### Record extracts ###

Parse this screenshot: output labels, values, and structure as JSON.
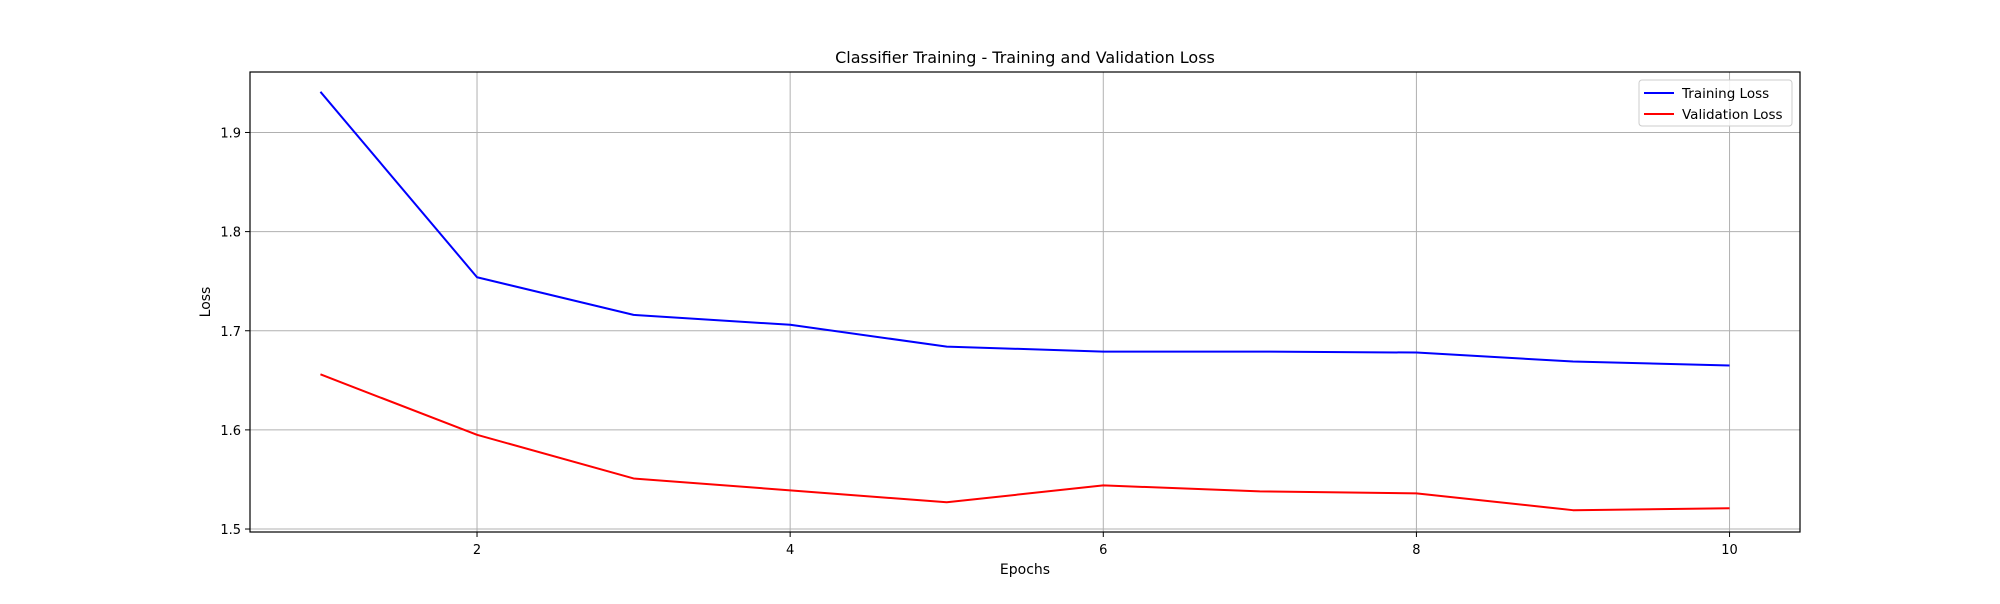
{
  "chart_data": {
    "type": "line",
    "title": "Classifier Training - Training and Validation Loss",
    "xlabel": "Epochs",
    "ylabel": "Loss",
    "x": [
      1,
      2,
      3,
      4,
      5,
      6,
      7,
      8,
      9,
      10
    ],
    "xlim": [
      0.55,
      10.45
    ],
    "ylim": [
      1.497,
      1.961
    ],
    "xticks": [
      2,
      4,
      6,
      8,
      10
    ],
    "yticks": [
      1.5,
      1.6,
      1.7,
      1.8,
      1.9
    ],
    "xtick_labels": [
      "2",
      "4",
      "6",
      "8",
      "10"
    ],
    "ytick_labels": [
      "1.5",
      "1.6",
      "1.7",
      "1.8",
      "1.9"
    ],
    "grid": true,
    "legend_position": "top-right",
    "series": [
      {
        "name": "Training Loss",
        "color": "#0000ff",
        "values": [
          1.941,
          1.754,
          1.716,
          1.706,
          1.684,
          1.679,
          1.679,
          1.678,
          1.669,
          1.665
        ]
      },
      {
        "name": "Validation Loss",
        "color": "#ff0000",
        "values": [
          1.656,
          1.595,
          1.551,
          1.539,
          1.527,
          1.544,
          1.538,
          1.536,
          1.519,
          1.521
        ]
      }
    ]
  }
}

###

Given task: Restate the records word for word, omitting images.

Solved problem:
Parse this screenshot: output labels, values, and structure as JSON.
{
  "chart_data": {
    "type": "line",
    "title": "Classifier Training - Training and Validation Loss",
    "xlabel": "Epochs",
    "ylabel": "Loss",
    "x": [
      1,
      2,
      3,
      4,
      5,
      6,
      7,
      8,
      9,
      10
    ],
    "xlim": [
      0.55,
      10.45
    ],
    "ylim": [
      1.497,
      1.961
    ],
    "xticks": [
      2,
      4,
      6,
      8,
      10
    ],
    "yticks": [
      1.5,
      1.6,
      1.7,
      1.8,
      1.9
    ],
    "xtick_labels": [
      "2",
      "4",
      "6",
      "8",
      "10"
    ],
    "ytick_labels": [
      "1.5",
      "1.6",
      "1.7",
      "1.8",
      "1.9"
    ],
    "grid": true,
    "legend_position": "top-right",
    "series": [
      {
        "name": "Training Loss",
        "color": "#0000ff",
        "values": [
          1.941,
          1.754,
          1.716,
          1.706,
          1.684,
          1.679,
          1.679,
          1.678,
          1.669,
          1.665
        ]
      },
      {
        "name": "Validation Loss",
        "color": "#ff0000",
        "values": [
          1.656,
          1.595,
          1.551,
          1.539,
          1.527,
          1.544,
          1.538,
          1.536,
          1.519,
          1.521
        ]
      }
    ]
  }
}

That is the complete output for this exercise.